*The input:*
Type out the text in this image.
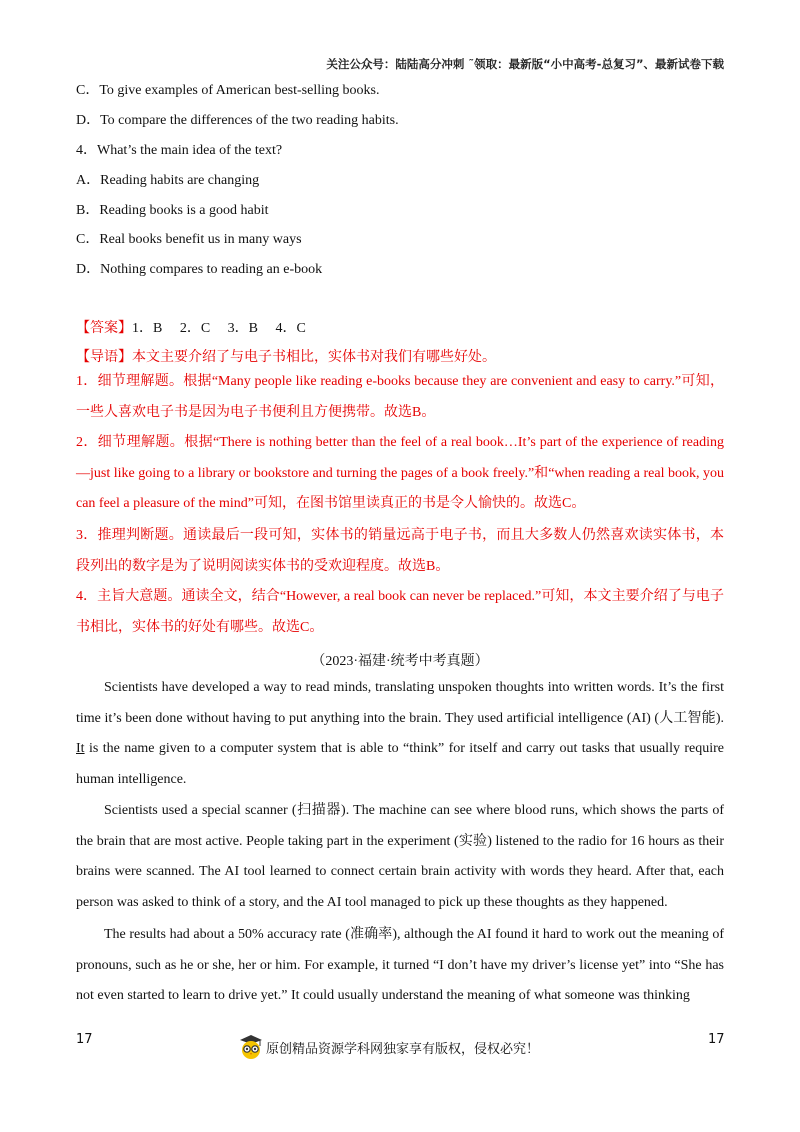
关注公众号：陆陆高分冲刺 ˜领取：最新版“小中高考-总复习”、最新试卷下载
C．To give examples of American best-selling books.
D．To compare the differences of the two reading habits.
4．What’s the main idea of the text?
A．Reading habits are changing
B．Reading books is a good habit
C．Real books benefit us in many ways
D．Nothing compares to reading an e-book
【答案】1．B　 2．C　 3．B　 4．C
【导语】本文主要介绍了与电子书相比，实体书对我们有哪些好处。
1．细节理解题。根据“Many people like reading e-books because they are convenient and easy to carry.”可知，一些人喜欢电子书是因为电子书便利且方便携带。故选B。
2．细节理解题。根据“There is nothing better than the feel of a real book…It’s part of the experience of reading—just like going to a library or bookstore and turning the pages of a book freely.”和“when reading a real book, you can feel a pleasure of the mind”可知，在图书馆里读真正的书是令人愉快的。故选C。
3．推理判断题。通读最后一段可知，实体书的销量远高于电子书，而且大多数人仍然喜欢读实体书，本段列出的数字是为了说明阅读实体书的受欢迎程度。故选B。
4．主旨大意题。通读全文，结合“However, a real book can never be replaced.”可知，本文主要介绍了与电子书相比，实体书的好处有哪些。故选C。
（2023·福建·统考中考真题）
Scientists have developed a way to read minds, translating unspoken thoughts into written words. It’s the first time it’s been done without having to put anything into the brain. They used artificial intelligence (AI) (人工智能). It is the name given to a computer system that is able to “think” for itself and carry out tasks that usually require human intelligence.
Scientists used a special scanner (扫描器). The machine can see where blood runs, which shows the parts of the brain that are most active. People taking part in the experiment (实验) listened to the radio for 16 hours as their brains were scanned. The AI tool learned to connect certain brain activity with words they heard. After that, each person was asked to think of a story, and the AI tool managed to pick up these thoughts as they happened.
The results had about a 50% accuracy rate (准确率), although the AI found it hard to work out the meaning of pronouns, such as he or she, her or him. For example, it turned “I don’t have my driver’s license yet” into “She has not even started to learn to drive yet.” It could usually understand the meaning of what someone was thinking
17	17
原创精品资源学科网独家享有版权，侵权必究！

*What is being asked:* Tally up the lines of the listing containing the word "that". Give only the total.

*In response:* 2